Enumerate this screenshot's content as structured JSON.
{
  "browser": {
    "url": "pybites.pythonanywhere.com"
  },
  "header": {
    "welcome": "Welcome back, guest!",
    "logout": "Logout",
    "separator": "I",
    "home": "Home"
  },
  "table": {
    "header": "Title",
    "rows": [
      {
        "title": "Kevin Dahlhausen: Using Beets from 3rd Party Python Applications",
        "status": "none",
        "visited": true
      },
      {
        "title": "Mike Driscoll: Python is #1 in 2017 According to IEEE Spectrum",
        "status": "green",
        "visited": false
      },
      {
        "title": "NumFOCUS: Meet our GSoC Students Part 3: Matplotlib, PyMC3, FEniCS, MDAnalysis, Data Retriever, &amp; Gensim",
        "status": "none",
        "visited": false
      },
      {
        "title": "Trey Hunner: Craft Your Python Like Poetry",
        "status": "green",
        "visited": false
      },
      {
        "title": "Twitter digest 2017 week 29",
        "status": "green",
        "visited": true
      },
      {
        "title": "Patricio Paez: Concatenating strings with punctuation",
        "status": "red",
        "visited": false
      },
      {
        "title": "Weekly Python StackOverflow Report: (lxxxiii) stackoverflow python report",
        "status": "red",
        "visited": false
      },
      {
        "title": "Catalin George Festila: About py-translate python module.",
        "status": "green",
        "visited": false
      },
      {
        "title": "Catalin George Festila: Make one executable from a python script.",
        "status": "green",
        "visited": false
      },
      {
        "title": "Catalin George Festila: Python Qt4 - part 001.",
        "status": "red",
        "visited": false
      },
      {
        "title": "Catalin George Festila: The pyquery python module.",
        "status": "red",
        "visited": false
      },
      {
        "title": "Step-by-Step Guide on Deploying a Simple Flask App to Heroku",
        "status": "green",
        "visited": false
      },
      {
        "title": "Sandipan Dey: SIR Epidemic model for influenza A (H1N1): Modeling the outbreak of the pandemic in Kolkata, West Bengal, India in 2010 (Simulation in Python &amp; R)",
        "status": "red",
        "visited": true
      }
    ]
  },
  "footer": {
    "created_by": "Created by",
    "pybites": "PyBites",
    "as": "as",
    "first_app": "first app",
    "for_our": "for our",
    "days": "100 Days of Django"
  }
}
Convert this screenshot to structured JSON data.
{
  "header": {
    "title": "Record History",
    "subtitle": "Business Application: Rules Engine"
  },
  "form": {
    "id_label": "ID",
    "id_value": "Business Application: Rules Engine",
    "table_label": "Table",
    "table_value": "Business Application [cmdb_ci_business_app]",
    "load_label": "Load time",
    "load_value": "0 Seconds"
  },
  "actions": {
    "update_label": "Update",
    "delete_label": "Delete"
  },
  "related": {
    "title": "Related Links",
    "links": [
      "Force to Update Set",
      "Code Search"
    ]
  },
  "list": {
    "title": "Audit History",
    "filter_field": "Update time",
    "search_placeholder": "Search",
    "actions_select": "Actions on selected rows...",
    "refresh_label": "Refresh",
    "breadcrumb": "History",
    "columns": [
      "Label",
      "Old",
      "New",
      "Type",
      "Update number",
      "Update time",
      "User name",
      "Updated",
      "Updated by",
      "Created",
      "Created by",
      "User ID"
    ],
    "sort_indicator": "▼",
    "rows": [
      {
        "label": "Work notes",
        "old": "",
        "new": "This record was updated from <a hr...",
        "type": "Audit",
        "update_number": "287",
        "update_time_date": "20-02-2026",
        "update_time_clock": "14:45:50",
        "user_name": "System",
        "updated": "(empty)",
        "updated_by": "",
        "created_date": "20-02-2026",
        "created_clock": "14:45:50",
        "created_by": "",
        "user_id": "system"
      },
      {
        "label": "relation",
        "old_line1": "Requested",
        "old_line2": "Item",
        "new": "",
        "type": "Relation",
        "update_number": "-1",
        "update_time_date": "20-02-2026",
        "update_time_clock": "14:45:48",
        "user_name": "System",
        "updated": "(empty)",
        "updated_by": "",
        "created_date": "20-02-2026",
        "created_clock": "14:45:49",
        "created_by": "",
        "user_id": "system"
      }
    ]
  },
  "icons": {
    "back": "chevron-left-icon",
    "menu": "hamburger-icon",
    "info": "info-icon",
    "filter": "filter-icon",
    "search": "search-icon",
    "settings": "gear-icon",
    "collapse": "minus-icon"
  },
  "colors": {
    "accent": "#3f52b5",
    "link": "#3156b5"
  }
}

Stated task
Wherever a line in the data above holds "structured", copy that line.

Finished exercise
Enumerate this screenshot's content as structured JSON.
Convert this screenshot to structured JSON data.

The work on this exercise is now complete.